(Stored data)
◆ ◆ ◆

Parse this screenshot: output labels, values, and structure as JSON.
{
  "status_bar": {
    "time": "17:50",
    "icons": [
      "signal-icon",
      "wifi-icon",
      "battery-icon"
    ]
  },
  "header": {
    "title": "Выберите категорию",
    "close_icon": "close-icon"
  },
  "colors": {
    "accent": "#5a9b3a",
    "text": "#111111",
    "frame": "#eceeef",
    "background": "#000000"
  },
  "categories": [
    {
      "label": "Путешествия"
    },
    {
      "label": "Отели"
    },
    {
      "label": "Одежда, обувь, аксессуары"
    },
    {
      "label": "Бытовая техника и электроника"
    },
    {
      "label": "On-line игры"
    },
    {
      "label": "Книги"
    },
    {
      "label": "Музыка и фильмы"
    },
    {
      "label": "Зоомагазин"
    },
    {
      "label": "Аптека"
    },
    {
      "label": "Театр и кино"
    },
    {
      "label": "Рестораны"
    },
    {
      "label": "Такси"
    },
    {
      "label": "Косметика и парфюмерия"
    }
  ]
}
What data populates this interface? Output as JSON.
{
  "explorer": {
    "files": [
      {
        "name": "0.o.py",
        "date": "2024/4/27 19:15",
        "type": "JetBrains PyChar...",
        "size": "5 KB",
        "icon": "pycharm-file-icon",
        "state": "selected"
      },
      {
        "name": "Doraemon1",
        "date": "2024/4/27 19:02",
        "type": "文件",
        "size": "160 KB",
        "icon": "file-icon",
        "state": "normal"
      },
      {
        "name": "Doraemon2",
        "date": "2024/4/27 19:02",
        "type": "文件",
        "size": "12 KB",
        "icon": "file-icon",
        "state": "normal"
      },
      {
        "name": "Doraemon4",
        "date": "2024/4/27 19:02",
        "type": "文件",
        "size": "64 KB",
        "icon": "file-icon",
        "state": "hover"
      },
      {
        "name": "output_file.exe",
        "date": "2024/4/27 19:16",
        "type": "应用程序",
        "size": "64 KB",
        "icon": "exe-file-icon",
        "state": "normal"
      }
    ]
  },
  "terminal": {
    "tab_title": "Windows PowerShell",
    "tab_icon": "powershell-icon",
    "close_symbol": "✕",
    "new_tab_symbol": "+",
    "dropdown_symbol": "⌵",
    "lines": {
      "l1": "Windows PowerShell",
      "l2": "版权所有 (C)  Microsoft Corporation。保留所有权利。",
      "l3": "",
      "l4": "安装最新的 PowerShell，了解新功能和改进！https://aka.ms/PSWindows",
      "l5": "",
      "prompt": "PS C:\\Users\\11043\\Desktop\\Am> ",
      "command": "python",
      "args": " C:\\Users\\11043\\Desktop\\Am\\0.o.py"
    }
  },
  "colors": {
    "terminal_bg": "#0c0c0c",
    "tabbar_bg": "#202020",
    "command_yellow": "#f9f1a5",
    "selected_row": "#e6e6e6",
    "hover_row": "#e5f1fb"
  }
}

◆ ◆ ◆

Problem to work on: From the data above, work out how many lines hold "size". Answer with the number alone.

Solution to the problem: 5